Written exercise:
All entries must be extracted exactly, with nothing added or dropped.
++++++++++++++++++++
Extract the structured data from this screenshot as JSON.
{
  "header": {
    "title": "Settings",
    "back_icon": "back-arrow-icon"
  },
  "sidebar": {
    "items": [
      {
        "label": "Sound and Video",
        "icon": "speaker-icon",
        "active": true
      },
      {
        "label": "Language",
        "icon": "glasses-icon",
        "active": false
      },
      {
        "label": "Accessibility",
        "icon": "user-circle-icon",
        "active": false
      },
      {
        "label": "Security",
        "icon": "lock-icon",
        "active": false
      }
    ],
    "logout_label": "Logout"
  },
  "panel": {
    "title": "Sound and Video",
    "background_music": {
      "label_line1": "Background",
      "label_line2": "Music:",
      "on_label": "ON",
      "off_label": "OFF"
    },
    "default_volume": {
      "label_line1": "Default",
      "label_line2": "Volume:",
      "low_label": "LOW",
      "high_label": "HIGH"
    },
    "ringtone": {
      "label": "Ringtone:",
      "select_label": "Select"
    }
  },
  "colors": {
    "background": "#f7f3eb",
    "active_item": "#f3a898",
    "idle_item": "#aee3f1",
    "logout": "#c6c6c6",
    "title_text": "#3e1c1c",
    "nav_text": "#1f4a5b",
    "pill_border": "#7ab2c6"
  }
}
++++++++++++++++++++
Exercise solution:
Extract the structured data from this screenshot as JSON.
{
  "header": {
    "title": "Settings",
    "back_icon": "back-arrow-icon"
  },
  "sidebar": {
    "items": [
      {
        "label": "Sound and Video",
        "icon": "speaker-icon",
        "active": true
      },
      {
        "label": "Language",
        "icon": "glasses-icon",
        "active": false
      },
      {
        "label": "Accessibility",
        "icon": "user-circle-icon",
        "active": false
      },
      {
        "label": "Security",
        "icon": "lock-icon",
        "active": false
      }
    ],
    "logout_label": "Logout"
  },
  "panel": {
    "title": "Sound and Video",
    "background_music": {
      "label_line1": "Background",
      "label_line2": "Music:",
      "on_label": "ON",
      "off_label": "OFF"
    },
    "default_volume": {
      "label_line1": "Default",
      "label_line2": "Volume:",
      "low_label": "LOW",
      "high_label": "HIGH"
    },
    "ringtone": {
      "label": "Ringtone:",
      "select_label": "Select"
    }
  },
  "colors": {
    "background": "#f7f3eb",
    "active_item": "#f3a898",
    "idle_item": "#aee3f1",
    "logout": "#c6c6c6",
    "title_text": "#3e1c1c",
    "nav_text": "#1f4a5b",
    "pill_border": "#7ab2c6"
  }
}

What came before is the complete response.